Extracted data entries
>>>>
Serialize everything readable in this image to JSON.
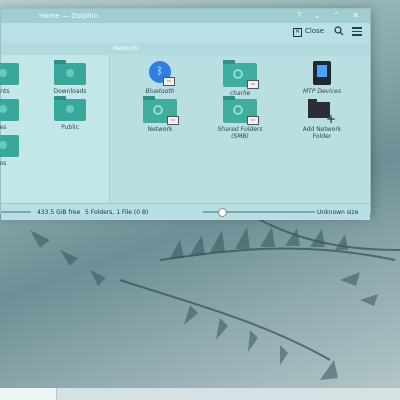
{
  "window": {
    "title": "Home — Dolphin",
    "title_buttons": "? ⌄ ⌃ ✕"
  },
  "toolbar": {
    "close_label": "Close"
  },
  "tabs": {
    "network": "Network"
  },
  "left_pane": {
    "items": [
      {
        "label": "ents",
        "icon": "folder-documents-icon"
      },
      {
        "label": "Downloads",
        "icon": "folder-download-icon"
      },
      {
        "label": "es",
        "icon": "folder-images-icon"
      },
      {
        "label": "Public",
        "icon": "folder-public-icon"
      },
      {
        "label": "os",
        "icon": "folder-videos-icon"
      }
    ]
  },
  "right_pane": {
    "items": [
      {
        "label": "Bluetooth",
        "icon": "bluetooth-icon"
      },
      {
        "label": "charlie",
        "icon": "network-folder-icon"
      },
      {
        "label": "MTP Devices",
        "icon": "mtp-device-icon"
      },
      {
        "label": "Network",
        "icon": "network-folder-icon"
      },
      {
        "label": "Shared Folders",
        "sub": "(SMB)",
        "icon": "network-folder-icon"
      },
      {
        "label": "Add Network",
        "sub": "Folder",
        "icon": "add-network-folder-icon"
      }
    ]
  },
  "status": {
    "free": "433.5 GiB free",
    "info": "5 Folders, 1 File (0 B)",
    "size": "Unknown size"
  }
}
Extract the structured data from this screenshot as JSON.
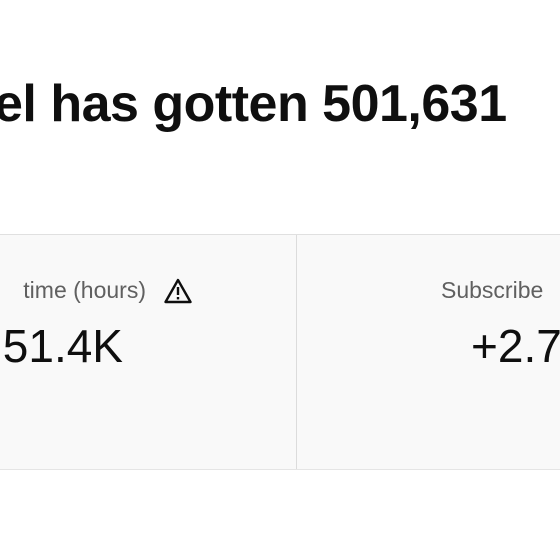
{
  "headline": "el has gotten 501,631",
  "metrics": {
    "watch_time": {
      "label": "time (hours)",
      "value": "51.4K",
      "icon": "warning-icon"
    },
    "subscribers": {
      "label": "Subscribe",
      "value": "+2.7"
    }
  }
}
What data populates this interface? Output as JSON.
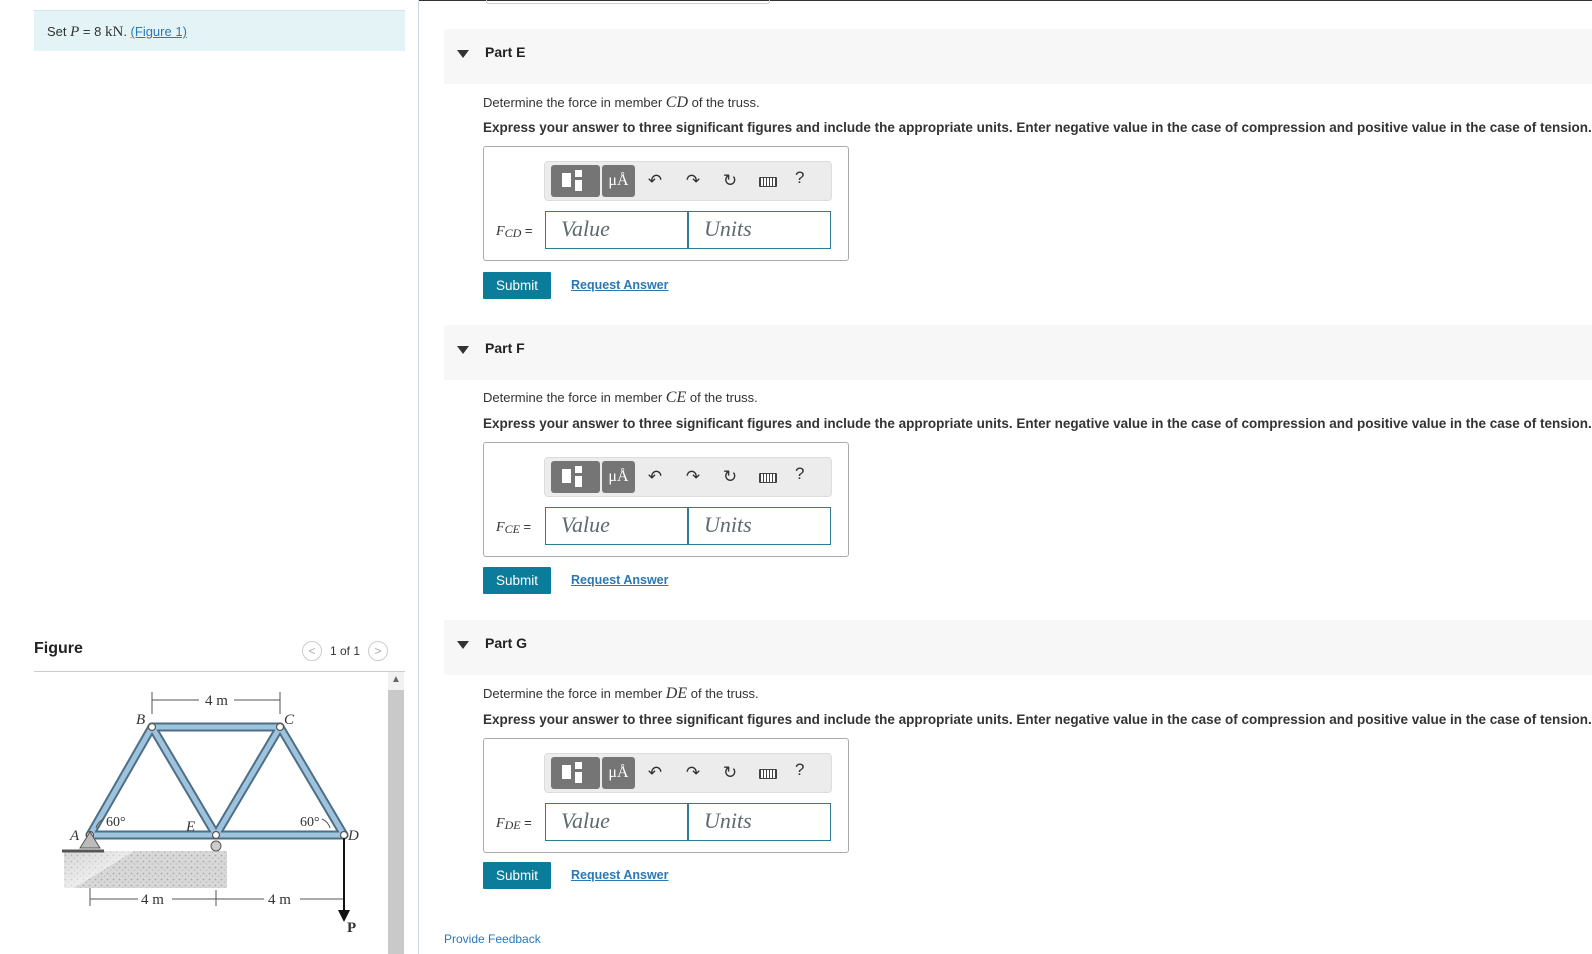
<<<<
Each line of the data that includes the word "Folders" counts once; report the total and nothing more.

2